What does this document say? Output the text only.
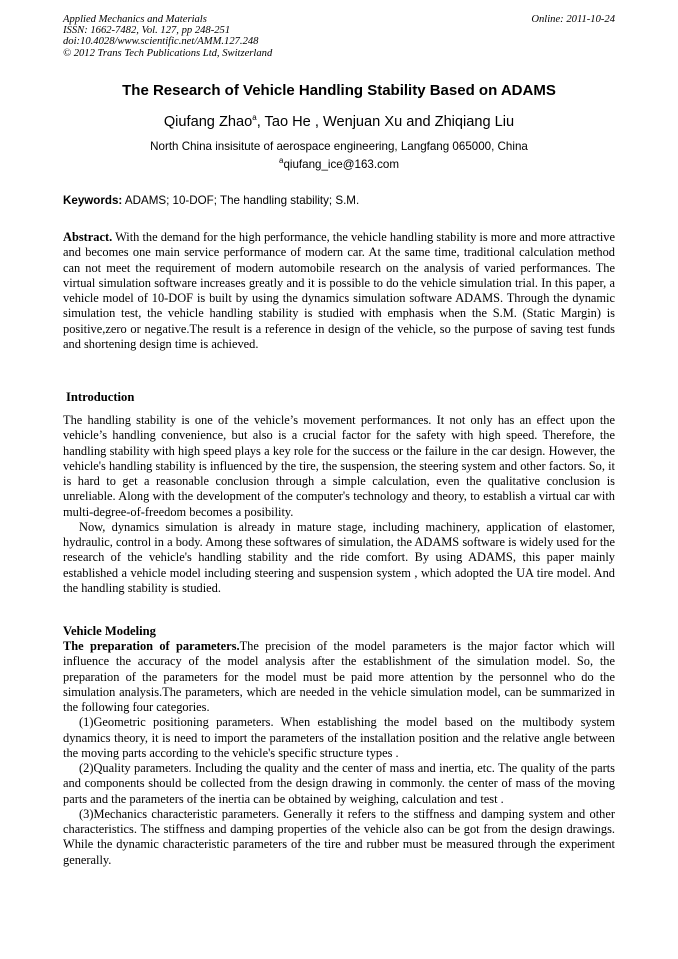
Applied Mechanics and Materials
ISSN: 1662-7482, Vol. 127, pp 248-251
doi:10.4028/www.scientific.net/AMM.127.248
© 2012 Trans Tech Publications Ltd, Switzerland
Online: 2011-10-24
The Research of Vehicle Handling Stability Based on ADAMS
Qiufang Zhao$^a$, Tao He , Wenjuan Xu and Zhiqiang Liu
North China insisitute of aerospace engineering, Langfang 065000, China
$^a$qiufang_ice@163.com
Keywords: ADAMS; 10-DOF; The handling stability; S.M.
Abstract. With the demand for the high performance, the vehicle handling stability is more and more attractive and becomes one main service performance of modern car. At the same time, traditional calculation method can not meet the requirement of modern automobile research on the analysis of varied performances. The virtual simulation software increases greatly and it is possible to do the vehicle simulation trial. In this paper, a vehicle model of 10-DOF is built by using the dynamics simulation software ADAMS. Through the dynamic simulation test, the vehicle handling stability is studied with emphasis when the S.M. (Static Margin) is positive,zero or negative.The result is a reference in design of the vehicle, so the purpose of saving test funds and shortening design time is achieved.
Introduction

The handling stability is one of the vehicle’s movement performances. It not only has an effect upon the vehicle’s handling convenience, but also is a crucial factor for the safety with high speed. Therefore, the handling stability with high speed plays a key role for the success or the failure in the car design. However, the vehicle's handling stability is influenced by the tire, the suspension, the steering system and other factors. So, it is hard to get a reasonable conclusion through a simple calculation, even the qualitative conclusion is unreliable. Along with the development of the computer's technology and theory, to establish a virtual car with multi-degree-of-freedom becomes a posibility.

Now, dynamics simulation is already in mature stage, including machinery, application of elastomer, hydraulic, control in a body. Among these softwares of simulation, the ADAMS software is widely used for the research of the vehicle's handling stability and the ride comfort. By using ADAMS, this paper mainly established a vehicle model including steering and suspension system , which adopted the UA tire model. And the handling stability is studied.

Vehicle Modeling

The preparation of parameters.The precision of the model parameters is the major factor which will influence the accuracy of the model analysis after the establishment of the simulation model. So, the preparation of the parameters for the model must be paid more attention by the personnel who do the simulation analysis.The parameters, which are needed in the vehicle simulation model, can be summarized in the following four categories.

(1)Geometric positioning parameters. When establishing the model based on the multibody system dynamics theory, it is need to import the parameters of the installation position and the relative angle between the moving parts according to the vehicle's specific structure types .

(2)Quality parameters. Including the quality and the center of mass and inertia, etc. The quality of the parts and components should be collected from the design drawing in commonly. the center of mass of the moving parts and the parameters of the inertia can be obtained by weighing, calculation and test .

(3)Mechanics characteristic parameters. Generally it refers to the stiffness and damping system and other characteristics. The stiffness and damping properties of the vehicle also can be got from the design drawings. While the dynamic characteristic parameters of the tire and rubber must be measured through the experiment generally.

» **Directions**: Set down every entry word for word, but omit the pictures.

» **The completed task**:
What does this document say? Output the text only.
Applied Mechanics and Materials
ISSN: 1662-7482, Vol. 127, pp 248-251
doi:10.4028/www.scientific.net/AMM.127.248
© 2012 Trans Tech Publications Ltd, Switzerland
Online: 2011-10-24
The Research of Vehicle Handling Stability Based on ADAMS
Qiufang Zhao$^a$, Tao He , Wenjuan Xu and Zhiqiang Liu
North China insisitute of aerospace engineering, Langfang 065000, China
$^a$qiufang_ice@163.com
Keywords: ADAMS; 10-DOF; The handling stability; S.M.
Abstract. With the demand for the high performance, the vehicle handling stability is more and more attractive and becomes one main service performance of modern car. At the same time, traditional calculation method can not meet the requirement of modern automobile research on the analysis of varied performances. The virtual simulation software increases greatly and it is possible to do the vehicle simulation trial. In this paper, a vehicle model of 10-DOF is built by using the dynamics simulation software ADAMS. Through the dynamic simulation test, the vehicle handling stability is studied with emphasis when the S.M. (Static Margin) is positive,zero or negative.The result is a reference in design of the vehicle, so the purpose of saving test funds and shortening design time is achieved.
Introduction

The handling stability is one of the vehicle’s movement performances. It not only has an effect upon the vehicle’s handling convenience, but also is a crucial factor for the safety with high speed. Therefore, the handling stability with high speed plays a key role for the success or the failure in the car design. However, the vehicle's handling stability is influenced by the tire, the suspension, the steering system and other factors. So, it is hard to get a reasonable conclusion through a simple calculation, even the qualitative conclusion is unreliable. Along with the development of the computer's technology and theory, to establish a virtual car with multi-degree-of-freedom becomes a posibility.

Now, dynamics simulation is already in mature stage, including machinery, application of elastomer, hydraulic, control in a body. Among these softwares of simulation, the ADAMS software is widely used for the research of the vehicle's handling stability and the ride comfort. By using ADAMS, this paper mainly established a vehicle model including steering and suspension system , which adopted the UA tire model. And the handling stability is studied.

Vehicle Modeling

The preparation of parameters.The precision of the model parameters is the major factor which will influence the accuracy of the model analysis after the establishment of the simulation model. So, the preparation of the parameters for the model must be paid more attention by the personnel who do the simulation analysis.The parameters, which are needed in the vehicle simulation model, can be summarized in the following four categories.

(1)Geometric positioning parameters. When establishing the model based on the multibody system dynamics theory, it is need to import the parameters of the installation position and the relative angle between the moving parts according to the vehicle's specific structure types .

(2)Quality parameters. Including the quality and the center of mass and inertia, etc. The quality of the parts and components should be collected from the design drawing in commonly. the center of mass of the moving parts and the parameters of the inertia can be obtained by weighing, calculation and test .

(3)Mechanics characteristic parameters. Generally it refers to the stiffness and damping system and other characteristics. The stiffness and damping properties of the vehicle also can be got from the design drawings. While the dynamic characteristic parameters of the tire and rubber must be measured through the experiment generally.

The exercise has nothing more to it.